— start —
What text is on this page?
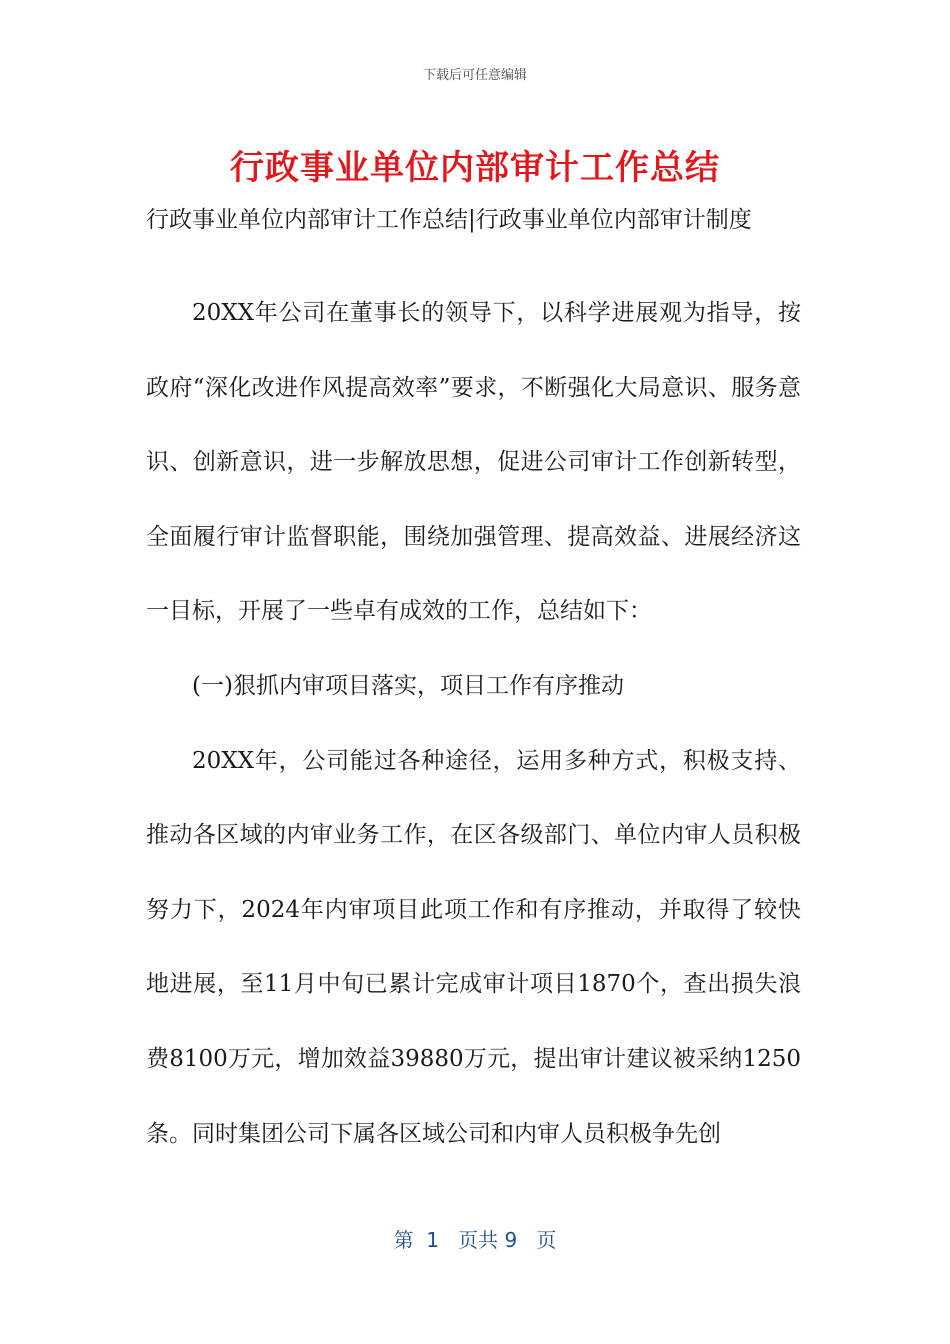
下载后可任意编辑
行政事业单位内部审计工作总结
行政事业单位内部审计工作总结|行政事业单位内部审计制度

20XX年公司在董事长的领导下，以科学进展观为指导，按政府“深化改进作风提高效率”要求，不断强化大局意识、服务意识、创新意识，进一步解放思想，促进公司审计工作创新转型，全面履行审计监督职能，围绕加强管理、提高效益、进展经济这一目标，开展了一些卓有成效的工作，总结如下：

(一)狠抓内审项目落实，项目工作有序推动

20XX年，公司能过各种途径，运用多种方式，积极支持、推动各区域的内审业务工作，在区各级部门、单位内审人员积极努力下，2024年内审项目此项工作和有序推动，并取得了较快地进展，至11月中旬已累计完成审计项目1870个，查出损失浪费8100万元，增加效益39880万元，提出审计建议被采纳1250条。同时集团公司下属各区域公司和内审人员积极争先创

第  1   页共 9   页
— end —
Task goal: Repeat the records word for word. Any picture in them should be left out.

Exercise output:
What text is on this page?
下载后可任意编辑
行政事业单位内部审计工作总结
行政事业单位内部审计工作总结|行政事业单位内部审计制度

20XX年公司在董事长的领导下，以科学进展观为指导，按政府“深化改进作风提高效率”要求，不断强化大局意识、服务意识、创新意识，进一步解放思想，促进公司审计工作创新转型，全面履行审计监督职能，围绕加强管理、提高效益、进展经济这一目标，开展了一些卓有成效的工作，总结如下：

(一)狠抓内审项目落实，项目工作有序推动

20XX年，公司能过各种途径，运用多种方式，积极支持、推动各区域的内审业务工作，在区各级部门、单位内审人员积极努力下，2024年内审项目此项工作和有序推动，并取得了较快地进展，至11月中旬已累计完成审计项目1870个，查出损失浪费8100万元，增加效益39880万元，提出审计建议被采纳1250条。同时集团公司下属各区域公司和内审人员积极争先创

第  1   页共 9   页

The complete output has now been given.